Exercise aim ::
Extract all lines in the data that contain the word "display".

## Begin Entries

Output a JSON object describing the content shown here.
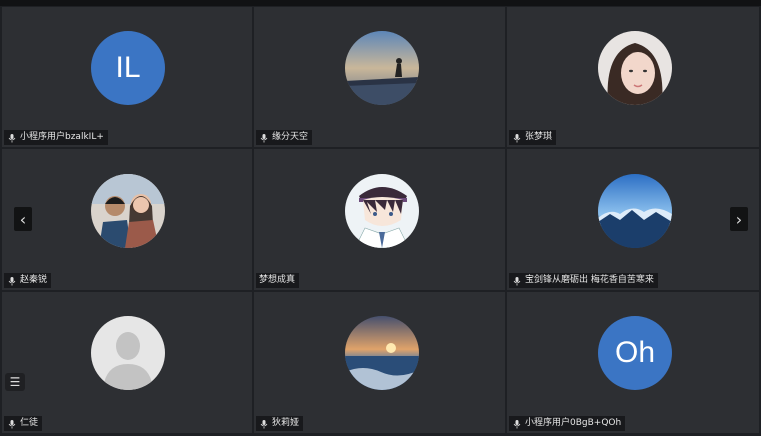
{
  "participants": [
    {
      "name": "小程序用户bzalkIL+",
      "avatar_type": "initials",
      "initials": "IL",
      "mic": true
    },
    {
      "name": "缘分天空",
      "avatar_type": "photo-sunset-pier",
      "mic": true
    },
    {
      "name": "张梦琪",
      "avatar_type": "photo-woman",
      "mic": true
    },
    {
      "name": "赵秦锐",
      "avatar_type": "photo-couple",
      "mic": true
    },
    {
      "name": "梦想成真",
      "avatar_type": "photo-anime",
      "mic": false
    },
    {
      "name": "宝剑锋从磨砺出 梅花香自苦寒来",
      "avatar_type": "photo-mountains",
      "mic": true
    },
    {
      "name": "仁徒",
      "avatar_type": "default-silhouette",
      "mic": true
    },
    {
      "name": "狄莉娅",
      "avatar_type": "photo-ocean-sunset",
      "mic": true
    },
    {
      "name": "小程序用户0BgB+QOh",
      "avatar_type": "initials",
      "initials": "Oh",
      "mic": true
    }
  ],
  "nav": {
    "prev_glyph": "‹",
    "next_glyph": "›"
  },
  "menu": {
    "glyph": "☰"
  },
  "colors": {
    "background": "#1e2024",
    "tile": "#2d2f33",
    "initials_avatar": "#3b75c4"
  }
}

## End Entries
## Begin Entries

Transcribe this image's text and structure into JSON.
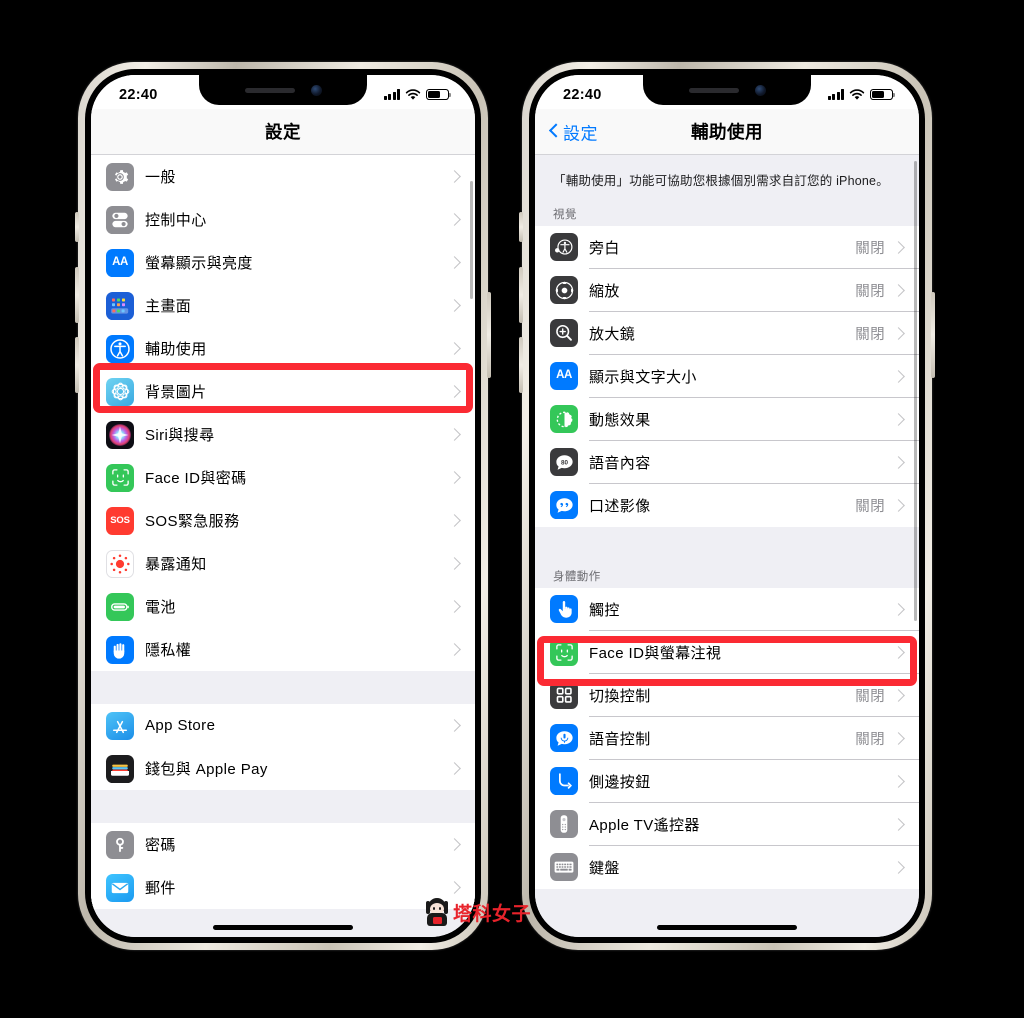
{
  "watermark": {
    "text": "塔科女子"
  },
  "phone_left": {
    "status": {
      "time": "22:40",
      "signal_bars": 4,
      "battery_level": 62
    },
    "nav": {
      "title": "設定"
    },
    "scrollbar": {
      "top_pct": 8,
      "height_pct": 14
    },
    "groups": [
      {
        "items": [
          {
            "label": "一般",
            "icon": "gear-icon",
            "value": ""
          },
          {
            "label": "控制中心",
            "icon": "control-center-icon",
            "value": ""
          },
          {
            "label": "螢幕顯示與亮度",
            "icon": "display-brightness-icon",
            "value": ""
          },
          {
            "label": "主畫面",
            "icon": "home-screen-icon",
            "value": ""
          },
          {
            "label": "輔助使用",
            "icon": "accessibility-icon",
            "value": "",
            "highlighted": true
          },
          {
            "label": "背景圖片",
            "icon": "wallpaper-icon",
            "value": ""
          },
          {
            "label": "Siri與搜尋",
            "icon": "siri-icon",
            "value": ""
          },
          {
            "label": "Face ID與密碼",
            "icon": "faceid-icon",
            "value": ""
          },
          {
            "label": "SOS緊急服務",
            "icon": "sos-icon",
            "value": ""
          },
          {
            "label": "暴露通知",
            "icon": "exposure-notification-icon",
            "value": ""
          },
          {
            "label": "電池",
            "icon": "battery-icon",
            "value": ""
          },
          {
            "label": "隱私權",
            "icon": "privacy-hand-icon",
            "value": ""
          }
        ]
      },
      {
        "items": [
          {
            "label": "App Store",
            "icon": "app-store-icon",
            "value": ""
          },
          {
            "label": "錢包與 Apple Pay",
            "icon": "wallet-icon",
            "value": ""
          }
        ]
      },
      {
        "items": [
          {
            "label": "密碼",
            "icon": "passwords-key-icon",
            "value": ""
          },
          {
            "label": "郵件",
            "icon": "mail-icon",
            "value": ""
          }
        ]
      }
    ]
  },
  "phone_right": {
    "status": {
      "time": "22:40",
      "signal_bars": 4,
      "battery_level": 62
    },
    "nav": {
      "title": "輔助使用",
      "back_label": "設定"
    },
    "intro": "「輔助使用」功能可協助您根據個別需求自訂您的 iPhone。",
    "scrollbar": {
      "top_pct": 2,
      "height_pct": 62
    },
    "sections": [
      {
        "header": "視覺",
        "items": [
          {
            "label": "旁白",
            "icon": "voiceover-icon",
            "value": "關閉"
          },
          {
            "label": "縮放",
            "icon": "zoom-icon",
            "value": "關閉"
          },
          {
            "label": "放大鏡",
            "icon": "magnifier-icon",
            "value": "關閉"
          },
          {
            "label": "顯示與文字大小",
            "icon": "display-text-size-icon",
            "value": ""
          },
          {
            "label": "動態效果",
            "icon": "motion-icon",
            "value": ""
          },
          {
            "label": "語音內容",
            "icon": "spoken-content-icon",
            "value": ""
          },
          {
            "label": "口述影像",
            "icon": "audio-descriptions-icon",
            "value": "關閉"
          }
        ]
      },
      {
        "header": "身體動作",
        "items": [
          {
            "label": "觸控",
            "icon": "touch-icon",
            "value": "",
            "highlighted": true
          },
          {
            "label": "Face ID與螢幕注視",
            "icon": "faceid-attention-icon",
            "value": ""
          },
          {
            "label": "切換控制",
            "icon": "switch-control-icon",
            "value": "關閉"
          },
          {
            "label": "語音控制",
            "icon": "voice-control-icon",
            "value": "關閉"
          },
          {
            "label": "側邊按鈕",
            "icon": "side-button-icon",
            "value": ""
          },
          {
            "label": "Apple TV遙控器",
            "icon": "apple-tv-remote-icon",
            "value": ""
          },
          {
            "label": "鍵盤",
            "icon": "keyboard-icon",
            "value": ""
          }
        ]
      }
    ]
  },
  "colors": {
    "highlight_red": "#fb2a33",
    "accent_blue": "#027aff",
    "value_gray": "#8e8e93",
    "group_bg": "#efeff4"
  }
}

## End Entries

Answer to this problem ::
            "icon": "display-brightness-icon",
            "icon": "display-text-size-icon",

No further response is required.